◆ **Objective**
Do any lines in the data below contain "dogs"? If so, copy every one of them.

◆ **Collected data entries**
++++++++++
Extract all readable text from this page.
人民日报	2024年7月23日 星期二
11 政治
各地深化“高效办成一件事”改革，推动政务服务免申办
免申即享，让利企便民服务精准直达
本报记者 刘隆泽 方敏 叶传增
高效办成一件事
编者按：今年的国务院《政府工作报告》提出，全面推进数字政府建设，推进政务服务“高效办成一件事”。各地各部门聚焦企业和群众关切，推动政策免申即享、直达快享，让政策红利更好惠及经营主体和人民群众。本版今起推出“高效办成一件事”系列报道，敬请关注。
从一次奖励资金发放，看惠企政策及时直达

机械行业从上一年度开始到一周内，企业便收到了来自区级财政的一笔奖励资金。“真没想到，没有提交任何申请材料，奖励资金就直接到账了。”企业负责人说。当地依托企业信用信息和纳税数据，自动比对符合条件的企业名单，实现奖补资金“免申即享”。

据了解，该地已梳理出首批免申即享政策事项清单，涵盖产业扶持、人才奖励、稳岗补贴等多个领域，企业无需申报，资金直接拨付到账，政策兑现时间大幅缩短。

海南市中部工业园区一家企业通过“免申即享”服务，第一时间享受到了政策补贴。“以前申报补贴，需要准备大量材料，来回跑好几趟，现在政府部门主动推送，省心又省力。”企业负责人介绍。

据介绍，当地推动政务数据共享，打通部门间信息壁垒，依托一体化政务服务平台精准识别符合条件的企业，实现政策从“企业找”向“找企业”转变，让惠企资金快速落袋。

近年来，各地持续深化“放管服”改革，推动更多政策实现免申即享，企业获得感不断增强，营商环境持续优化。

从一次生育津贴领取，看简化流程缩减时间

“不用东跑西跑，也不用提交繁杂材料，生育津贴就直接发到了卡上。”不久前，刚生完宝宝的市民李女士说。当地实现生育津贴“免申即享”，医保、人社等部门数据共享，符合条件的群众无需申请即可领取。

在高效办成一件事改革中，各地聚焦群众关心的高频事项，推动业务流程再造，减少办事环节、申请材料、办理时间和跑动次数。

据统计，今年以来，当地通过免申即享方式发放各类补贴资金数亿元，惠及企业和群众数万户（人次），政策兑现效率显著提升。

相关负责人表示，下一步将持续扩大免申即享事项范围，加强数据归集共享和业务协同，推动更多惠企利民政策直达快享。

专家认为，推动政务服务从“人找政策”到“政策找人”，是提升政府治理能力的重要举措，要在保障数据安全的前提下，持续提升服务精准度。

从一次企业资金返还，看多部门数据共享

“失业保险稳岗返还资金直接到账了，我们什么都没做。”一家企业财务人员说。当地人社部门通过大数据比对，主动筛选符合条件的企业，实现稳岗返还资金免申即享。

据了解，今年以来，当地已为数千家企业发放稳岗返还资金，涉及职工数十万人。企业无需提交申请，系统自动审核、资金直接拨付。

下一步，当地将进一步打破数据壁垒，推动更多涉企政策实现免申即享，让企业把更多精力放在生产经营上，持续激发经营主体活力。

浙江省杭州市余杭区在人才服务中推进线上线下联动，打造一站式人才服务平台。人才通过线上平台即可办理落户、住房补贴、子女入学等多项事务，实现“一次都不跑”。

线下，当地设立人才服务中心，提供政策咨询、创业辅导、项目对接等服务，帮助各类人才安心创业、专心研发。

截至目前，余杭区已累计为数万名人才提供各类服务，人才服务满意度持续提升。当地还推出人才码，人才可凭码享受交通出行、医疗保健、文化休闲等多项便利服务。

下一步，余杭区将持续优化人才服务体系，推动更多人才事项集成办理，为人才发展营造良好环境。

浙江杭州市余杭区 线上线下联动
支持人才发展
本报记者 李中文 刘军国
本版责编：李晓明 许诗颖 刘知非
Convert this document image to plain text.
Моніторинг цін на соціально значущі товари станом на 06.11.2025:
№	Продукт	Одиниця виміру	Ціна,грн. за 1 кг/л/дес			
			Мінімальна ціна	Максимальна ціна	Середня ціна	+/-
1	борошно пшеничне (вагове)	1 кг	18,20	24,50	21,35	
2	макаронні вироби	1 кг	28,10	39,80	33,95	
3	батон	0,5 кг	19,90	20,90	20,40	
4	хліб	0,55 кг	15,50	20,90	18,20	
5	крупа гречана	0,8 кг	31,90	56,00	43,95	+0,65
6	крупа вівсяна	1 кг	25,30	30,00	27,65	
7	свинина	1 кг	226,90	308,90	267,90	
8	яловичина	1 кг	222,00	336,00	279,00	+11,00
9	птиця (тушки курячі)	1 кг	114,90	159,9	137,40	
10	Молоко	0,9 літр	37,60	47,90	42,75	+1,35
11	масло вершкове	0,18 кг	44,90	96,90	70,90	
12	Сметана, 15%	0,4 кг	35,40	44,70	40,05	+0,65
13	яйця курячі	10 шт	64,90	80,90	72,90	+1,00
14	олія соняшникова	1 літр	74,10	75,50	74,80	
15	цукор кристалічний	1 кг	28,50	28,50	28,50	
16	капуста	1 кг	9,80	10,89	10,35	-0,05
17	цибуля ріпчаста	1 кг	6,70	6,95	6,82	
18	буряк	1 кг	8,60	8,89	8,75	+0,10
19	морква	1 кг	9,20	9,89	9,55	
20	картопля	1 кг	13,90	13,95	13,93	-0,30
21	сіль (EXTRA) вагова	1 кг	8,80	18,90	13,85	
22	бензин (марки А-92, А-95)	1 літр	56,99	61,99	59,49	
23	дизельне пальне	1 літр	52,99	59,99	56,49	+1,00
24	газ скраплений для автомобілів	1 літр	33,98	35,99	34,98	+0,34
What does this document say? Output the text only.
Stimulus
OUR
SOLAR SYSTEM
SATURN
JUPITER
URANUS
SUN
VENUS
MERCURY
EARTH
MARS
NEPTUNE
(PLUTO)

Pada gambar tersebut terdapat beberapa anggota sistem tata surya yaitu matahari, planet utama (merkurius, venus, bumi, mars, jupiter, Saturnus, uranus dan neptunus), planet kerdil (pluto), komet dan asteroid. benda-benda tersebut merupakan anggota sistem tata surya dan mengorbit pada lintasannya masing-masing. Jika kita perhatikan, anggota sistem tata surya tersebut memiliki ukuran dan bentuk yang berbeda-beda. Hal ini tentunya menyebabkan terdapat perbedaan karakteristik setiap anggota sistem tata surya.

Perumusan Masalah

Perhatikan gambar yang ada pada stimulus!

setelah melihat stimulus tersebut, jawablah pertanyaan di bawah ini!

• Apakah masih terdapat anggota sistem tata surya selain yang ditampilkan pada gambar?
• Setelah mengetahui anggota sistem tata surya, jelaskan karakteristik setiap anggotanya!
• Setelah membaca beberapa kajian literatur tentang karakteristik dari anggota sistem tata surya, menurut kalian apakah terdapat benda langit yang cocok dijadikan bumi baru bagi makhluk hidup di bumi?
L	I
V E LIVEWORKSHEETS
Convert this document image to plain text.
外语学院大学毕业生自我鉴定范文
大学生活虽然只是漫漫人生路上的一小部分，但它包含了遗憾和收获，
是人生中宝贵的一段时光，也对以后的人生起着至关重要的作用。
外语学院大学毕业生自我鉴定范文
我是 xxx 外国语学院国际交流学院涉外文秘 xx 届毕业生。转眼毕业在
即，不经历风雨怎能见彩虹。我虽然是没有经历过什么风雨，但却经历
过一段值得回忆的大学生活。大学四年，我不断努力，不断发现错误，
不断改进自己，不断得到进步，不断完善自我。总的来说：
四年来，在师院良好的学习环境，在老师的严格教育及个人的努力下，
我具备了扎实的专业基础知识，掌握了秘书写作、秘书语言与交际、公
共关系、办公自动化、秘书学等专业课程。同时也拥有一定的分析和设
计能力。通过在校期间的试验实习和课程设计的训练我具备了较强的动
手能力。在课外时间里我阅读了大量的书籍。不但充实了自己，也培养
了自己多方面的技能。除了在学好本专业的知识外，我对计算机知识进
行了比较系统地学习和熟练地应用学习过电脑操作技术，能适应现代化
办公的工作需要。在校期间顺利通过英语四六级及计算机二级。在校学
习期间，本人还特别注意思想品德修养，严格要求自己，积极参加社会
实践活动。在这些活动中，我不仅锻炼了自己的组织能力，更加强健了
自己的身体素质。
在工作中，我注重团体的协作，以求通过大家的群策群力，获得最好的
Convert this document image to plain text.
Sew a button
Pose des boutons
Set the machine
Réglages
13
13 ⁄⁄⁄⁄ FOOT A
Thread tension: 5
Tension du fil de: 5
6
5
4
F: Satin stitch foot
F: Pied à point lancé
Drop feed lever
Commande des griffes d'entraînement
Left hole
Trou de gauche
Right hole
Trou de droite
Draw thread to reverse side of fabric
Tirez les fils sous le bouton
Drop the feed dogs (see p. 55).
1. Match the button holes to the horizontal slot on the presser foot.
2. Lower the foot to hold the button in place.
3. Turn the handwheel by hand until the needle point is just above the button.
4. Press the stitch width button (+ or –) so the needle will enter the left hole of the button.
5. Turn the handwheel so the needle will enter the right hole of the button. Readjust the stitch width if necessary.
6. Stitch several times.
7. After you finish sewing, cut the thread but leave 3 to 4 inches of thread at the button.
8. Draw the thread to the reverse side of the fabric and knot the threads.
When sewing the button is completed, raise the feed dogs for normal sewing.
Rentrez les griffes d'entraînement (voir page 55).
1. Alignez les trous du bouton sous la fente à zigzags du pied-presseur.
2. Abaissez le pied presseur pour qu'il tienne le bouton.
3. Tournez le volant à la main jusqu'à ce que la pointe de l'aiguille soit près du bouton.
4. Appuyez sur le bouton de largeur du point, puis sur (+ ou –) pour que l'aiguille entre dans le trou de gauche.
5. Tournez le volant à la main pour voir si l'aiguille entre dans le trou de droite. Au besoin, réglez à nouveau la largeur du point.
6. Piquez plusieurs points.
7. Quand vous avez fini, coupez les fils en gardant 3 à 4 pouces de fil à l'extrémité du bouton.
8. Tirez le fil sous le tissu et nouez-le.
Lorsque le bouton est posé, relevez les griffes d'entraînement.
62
++++++++++
◆ **Response to this task**
Drop the feed dogs (see p. 55).
When sewing the button is completed, raise the feed dogs for normal sewing.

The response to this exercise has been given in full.